▶ **TASK OBJECTIVE**
Each of the entries should be retyped precisely as it appears.

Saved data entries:
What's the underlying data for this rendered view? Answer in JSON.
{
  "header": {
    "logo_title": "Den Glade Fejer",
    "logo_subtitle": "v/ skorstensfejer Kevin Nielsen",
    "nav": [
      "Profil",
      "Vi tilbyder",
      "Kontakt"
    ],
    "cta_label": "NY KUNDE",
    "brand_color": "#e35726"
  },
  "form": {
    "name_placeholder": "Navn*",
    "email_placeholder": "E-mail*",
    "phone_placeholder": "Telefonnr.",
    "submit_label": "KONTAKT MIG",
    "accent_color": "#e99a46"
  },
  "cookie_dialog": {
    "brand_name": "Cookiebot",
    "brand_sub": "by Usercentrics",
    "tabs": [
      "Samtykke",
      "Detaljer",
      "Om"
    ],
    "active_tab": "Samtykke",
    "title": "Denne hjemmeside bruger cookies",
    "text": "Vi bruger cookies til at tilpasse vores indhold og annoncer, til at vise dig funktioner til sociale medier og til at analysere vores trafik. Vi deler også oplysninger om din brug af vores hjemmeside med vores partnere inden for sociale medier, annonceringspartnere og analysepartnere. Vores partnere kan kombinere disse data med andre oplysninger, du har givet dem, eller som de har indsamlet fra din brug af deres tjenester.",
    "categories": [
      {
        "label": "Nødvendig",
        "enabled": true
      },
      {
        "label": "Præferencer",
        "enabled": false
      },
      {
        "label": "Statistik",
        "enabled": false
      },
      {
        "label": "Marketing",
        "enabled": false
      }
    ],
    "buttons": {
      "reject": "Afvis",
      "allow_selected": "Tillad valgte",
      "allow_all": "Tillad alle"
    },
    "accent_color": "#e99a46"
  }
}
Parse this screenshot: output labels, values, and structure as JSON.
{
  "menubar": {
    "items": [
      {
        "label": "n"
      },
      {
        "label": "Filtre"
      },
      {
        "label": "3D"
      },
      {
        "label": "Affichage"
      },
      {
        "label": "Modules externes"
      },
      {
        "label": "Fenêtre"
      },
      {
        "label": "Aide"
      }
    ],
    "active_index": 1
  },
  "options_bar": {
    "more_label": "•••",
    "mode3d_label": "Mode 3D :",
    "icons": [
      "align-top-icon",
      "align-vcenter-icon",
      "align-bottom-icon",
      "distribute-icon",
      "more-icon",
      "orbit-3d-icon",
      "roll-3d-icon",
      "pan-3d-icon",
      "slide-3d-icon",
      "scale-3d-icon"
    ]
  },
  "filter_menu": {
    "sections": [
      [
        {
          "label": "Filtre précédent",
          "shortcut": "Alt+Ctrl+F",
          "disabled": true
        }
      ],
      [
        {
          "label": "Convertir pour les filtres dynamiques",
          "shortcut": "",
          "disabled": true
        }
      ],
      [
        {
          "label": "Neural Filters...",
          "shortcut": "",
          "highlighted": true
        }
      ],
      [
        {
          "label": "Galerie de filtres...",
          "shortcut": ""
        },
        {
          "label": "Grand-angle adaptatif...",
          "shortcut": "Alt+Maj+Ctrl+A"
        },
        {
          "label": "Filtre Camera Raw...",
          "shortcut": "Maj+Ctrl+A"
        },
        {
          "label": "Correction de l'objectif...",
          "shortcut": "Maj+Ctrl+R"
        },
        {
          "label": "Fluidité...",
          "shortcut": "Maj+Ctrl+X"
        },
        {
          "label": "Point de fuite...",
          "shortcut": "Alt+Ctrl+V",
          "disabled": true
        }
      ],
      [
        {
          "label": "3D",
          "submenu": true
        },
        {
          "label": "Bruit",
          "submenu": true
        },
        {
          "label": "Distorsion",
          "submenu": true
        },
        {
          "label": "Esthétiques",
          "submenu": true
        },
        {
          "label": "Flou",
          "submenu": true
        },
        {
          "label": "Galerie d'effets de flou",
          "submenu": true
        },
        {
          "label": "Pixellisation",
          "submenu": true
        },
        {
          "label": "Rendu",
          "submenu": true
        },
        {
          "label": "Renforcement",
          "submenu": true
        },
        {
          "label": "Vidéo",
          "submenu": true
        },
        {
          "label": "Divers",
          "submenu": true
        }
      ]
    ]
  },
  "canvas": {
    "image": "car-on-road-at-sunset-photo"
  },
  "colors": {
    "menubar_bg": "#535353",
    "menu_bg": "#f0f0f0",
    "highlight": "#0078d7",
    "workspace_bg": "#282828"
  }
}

▶ **THE RESPONSE**
What's the underlying data for this rendered view? Answer in JSON.
{
  "header": {
    "logo_title": "Den Glade Fejer",
    "logo_subtitle": "v/ skorstensfejer Kevin Nielsen",
    "nav": [
      "Profil",
      "Vi tilbyder",
      "Kontakt"
    ],
    "cta_label": "NY KUNDE",
    "brand_color": "#e35726"
  },
  "form": {
    "name_placeholder": "Navn*",
    "email_placeholder": "E-mail*",
    "phone_placeholder": "Telefonnr.",
    "submit_label": "KONTAKT MIG",
    "accent_color": "#e99a46"
  },
  "cookie_dialog": {
    "brand_name": "Cookiebot",
    "brand_sub": "by Usercentrics",
    "tabs": [
      "Samtykke",
      "Detaljer",
      "Om"
    ],
    "active_tab": "Samtykke",
    "title": "Denne hjemmeside bruger cookies",
    "text": "Vi bruger cookies til at tilpasse vores indhold og annoncer, til at vise dig funktioner til sociale medier og til at analysere vores trafik. Vi deler også oplysninger om din brug af vores hjemmeside med vores partnere inden for sociale medier, annonceringspartnere og analysepartnere. Vores partnere kan kombinere disse data med andre oplysninger, du har givet dem, eller som de har indsamlet fra din brug af deres tjenester.",
    "categories": [
      {
        "label": "Nødvendig",
        "enabled": true
      },
      {
        "label": "Præferencer",
        "enabled": false
      },
      {
        "label": "Statistik",
        "enabled": false
      },
      {
        "label": "Marketing",
        "enabled": false
      }
    ],
    "buttons": {
      "reject": "Afvis",
      "allow_selected": "Tillad valgte",
      "allow_all": "Tillad alle"
    },
    "accent_color": "#e99a46"
  }
}
Parse this screenshot: output labels, values, and structure as JSON.
{
  "menubar": {
    "items": [
      {
        "label": "n"
      },
      {
        "label": "Filtre"
      },
      {
        "label": "3D"
      },
      {
        "label": "Affichage"
      },
      {
        "label": "Modules externes"
      },
      {
        "label": "Fenêtre"
      },
      {
        "label": "Aide"
      }
    ],
    "active_index": 1
  },
  "options_bar": {
    "more_label": "•••",
    "mode3d_label": "Mode 3D :",
    "icons": [
      "align-top-icon",
      "align-vcenter-icon",
      "align-bottom-icon",
      "distribute-icon",
      "more-icon",
      "orbit-3d-icon",
      "roll-3d-icon",
      "pan-3d-icon",
      "slide-3d-icon",
      "scale-3d-icon"
    ]
  },
  "filter_menu": {
    "sections": [
      [
        {
          "label": "Filtre précédent",
          "shortcut": "Alt+Ctrl+F",
          "disabled": true
        }
      ],
      [
        {
          "label": "Convertir pour les filtres dynamiques",
          "shortcut": "",
          "disabled": true
        }
      ],
      [
        {
          "label": "Neural Filters...",
          "shortcut": "",
          "highlighted": true
        }
      ],
      [
        {
          "label": "Galerie de filtres...",
          "shortcut": ""
        },
        {
          "label": "Grand-angle adaptatif...",
          "shortcut": "Alt+Maj+Ctrl+A"
        },
        {
          "label": "Filtre Camera Raw...",
          "shortcut": "Maj+Ctrl+A"
        },
        {
          "label": "Correction de l'objectif...",
          "shortcut": "Maj+Ctrl+R"
        },
        {
          "label": "Fluidité...",
          "shortcut": "Maj+Ctrl+X"
        },
        {
          "label": "Point de fuite...",
          "shortcut": "Alt+Ctrl+V",
          "disabled": true
        }
      ],
      [
        {
          "label": "3D",
          "submenu": true
        },
        {
          "label": "Bruit",
          "submenu": true
        },
        {
          "label": "Distorsion",
          "submenu": true
        },
        {
          "label": "Esthétiques",
          "submenu": true
        },
        {
          "label": "Flou",
          "submenu": true
        },
        {
          "label": "Galerie d'effets de flou",
          "submenu": true
        },
        {
          "label": "Pixellisation",
          "submenu": true
        },
        {
          "label": "Rendu",
          "submenu": true
        },
        {
          "label": "Renforcement",
          "submenu": true
        },
        {
          "label": "Vidéo",
          "submenu": true
        },
        {
          "label": "Divers",
          "submenu": true
        }
      ]
    ]
  },
  "canvas": {
    "image": "car-on-road-at-sunset-photo"
  },
  "colors": {
    "menubar_bg": "#535353",
    "menu_bg": "#f0f0f0",
    "highlight": "#0078d7",
    "workspace_bg": "#282828"
  }
}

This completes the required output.